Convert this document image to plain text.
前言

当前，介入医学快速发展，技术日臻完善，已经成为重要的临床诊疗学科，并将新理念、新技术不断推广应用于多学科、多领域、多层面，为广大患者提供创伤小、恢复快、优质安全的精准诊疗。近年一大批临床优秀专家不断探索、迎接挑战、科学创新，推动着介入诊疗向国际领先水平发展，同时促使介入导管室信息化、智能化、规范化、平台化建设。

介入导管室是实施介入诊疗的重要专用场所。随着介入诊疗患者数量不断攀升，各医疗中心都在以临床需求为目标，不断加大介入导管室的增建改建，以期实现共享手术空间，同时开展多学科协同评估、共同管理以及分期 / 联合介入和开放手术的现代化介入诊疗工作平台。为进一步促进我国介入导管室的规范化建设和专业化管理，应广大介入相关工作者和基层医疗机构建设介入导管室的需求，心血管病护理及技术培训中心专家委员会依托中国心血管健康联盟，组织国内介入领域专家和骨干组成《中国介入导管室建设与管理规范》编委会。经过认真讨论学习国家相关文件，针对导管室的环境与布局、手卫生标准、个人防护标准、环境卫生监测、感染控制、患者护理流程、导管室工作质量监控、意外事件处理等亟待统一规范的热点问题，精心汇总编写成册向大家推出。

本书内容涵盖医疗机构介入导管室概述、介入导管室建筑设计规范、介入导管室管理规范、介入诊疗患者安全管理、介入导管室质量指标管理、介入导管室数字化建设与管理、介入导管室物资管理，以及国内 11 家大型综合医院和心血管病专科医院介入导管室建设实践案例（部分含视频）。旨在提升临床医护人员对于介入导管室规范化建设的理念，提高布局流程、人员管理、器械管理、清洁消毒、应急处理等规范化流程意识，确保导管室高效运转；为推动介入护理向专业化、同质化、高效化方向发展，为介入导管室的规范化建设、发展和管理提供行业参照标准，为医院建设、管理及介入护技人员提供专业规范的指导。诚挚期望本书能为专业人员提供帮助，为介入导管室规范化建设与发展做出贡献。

### TASK GOAL
Reproduce all of the material above word for word.

### COMPLETED EXERCISE
Convert this document image to plain text.
前言

当前，介入医学快速发展，技术日臻完善，已经成为重要的临床诊疗学科，并将新理念、新技术不断推广应用于多学科、多领域、多层面，为广大患者提供创伤小、恢复快、优质安全的精准诊疗。近年一大批临床优秀专家不断探索、迎接挑战、科学创新，推动着介入诊疗向国际领先水平发展，同时促使介入导管室信息化、智能化、规范化、平台化建设。

介入导管室是实施介入诊疗的重要专用场所。随着介入诊疗患者数量不断攀升，各医疗中心都在以临床需求为目标，不断加大介入导管室的增建改建，以期实现共享手术空间，同时开展多学科协同评估、共同管理以及分期 / 联合介入和开放手术的现代化介入诊疗工作平台。为进一步促进我国介入导管室的规范化建设和专业化管理，应广大介入相关工作者和基层医疗机构建设介入导管室的需求，心血管病护理及技术培训中心专家委员会依托中国心血管健康联盟，组织国内介入领域专家和骨干组成《中国介入导管室建设与管理规范》编委会。经过认真讨论学习国家相关文件，针对导管室的环境与布局、手卫生标准、个人防护标准、环境卫生监测、感染控制、患者护理流程、导管室工作质量监控、意外事件处理等亟待统一规范的热点问题，精心汇总编写成册向大家推出。

本书内容涵盖医疗机构介入导管室概述、介入导管室建筑设计规范、介入导管室管理规范、介入诊疗患者安全管理、介入导管室质量指标管理、介入导管室数字化建设与管理、介入导管室物资管理，以及国内 11 家大型综合医院和心血管病专科医院介入导管室建设实践案例（部分含视频）。旨在提升临床医护人员对于介入导管室规范化建设的理念，提高布局流程、人员管理、器械管理、清洁消毒、应急处理等规范化流程意识，确保导管室高效运转；为推动介入护理向专业化、同质化、高效化方向发展，为介入导管室的规范化建设、发展和管理提供行业参照标准，为医院建设、管理及介入护技人员提供专业规范的指导。诚挚期望本书能为专业人员提供帮助，为介入导管室规范化建设与发展做出贡献。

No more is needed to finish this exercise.